(Stored data)
────────────────────────────────────────
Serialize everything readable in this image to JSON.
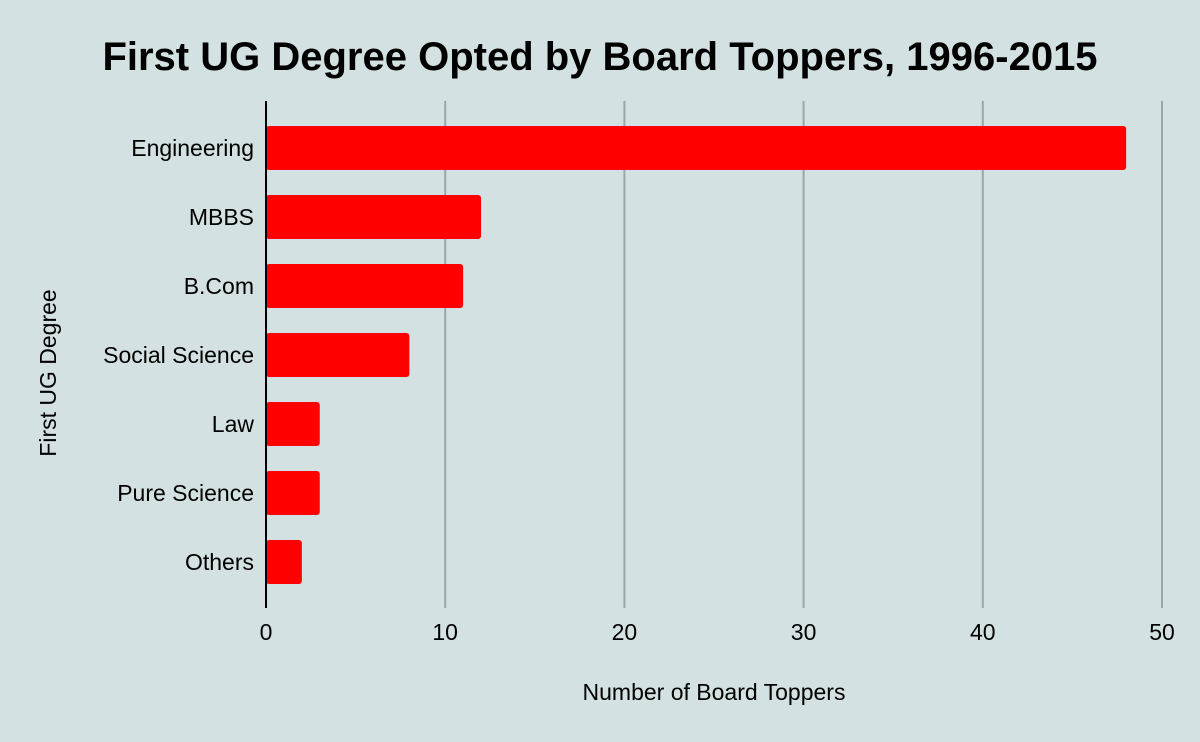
{
  "colors": {
    "background": "#d3e1e2",
    "bar": "#ff0000",
    "gridline": "#9aa8a4",
    "axis_line": "#000000",
    "text": "#000000"
  },
  "chart_data": {
    "type": "bar",
    "orientation": "horizontal",
    "title": "First UG Degree Opted by Board Toppers, 1996-2015",
    "xlabel": "Number of Board Toppers",
    "ylabel": "First UG Degree",
    "categories": [
      "Engineering",
      "MBBS",
      "B.Com",
      "Social Science",
      "Law",
      "Pure Science",
      "Others"
    ],
    "values": [
      48,
      12,
      11,
      8,
      3,
      3,
      2
    ],
    "xlim": [
      0,
      50
    ],
    "xticks": [
      "0",
      "10",
      "20",
      "30",
      "40",
      "50"
    ],
    "grid": true,
    "legend": "none"
  }
}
────────────────────────────────────────
* [Aim]: Point out every line holding the string "Board" and copy it.

* [Worked answer]:
    "title": "First UG Degree Opted by Board Toppers, 1996-2015",
    "xlabel": "Number of Board Toppers",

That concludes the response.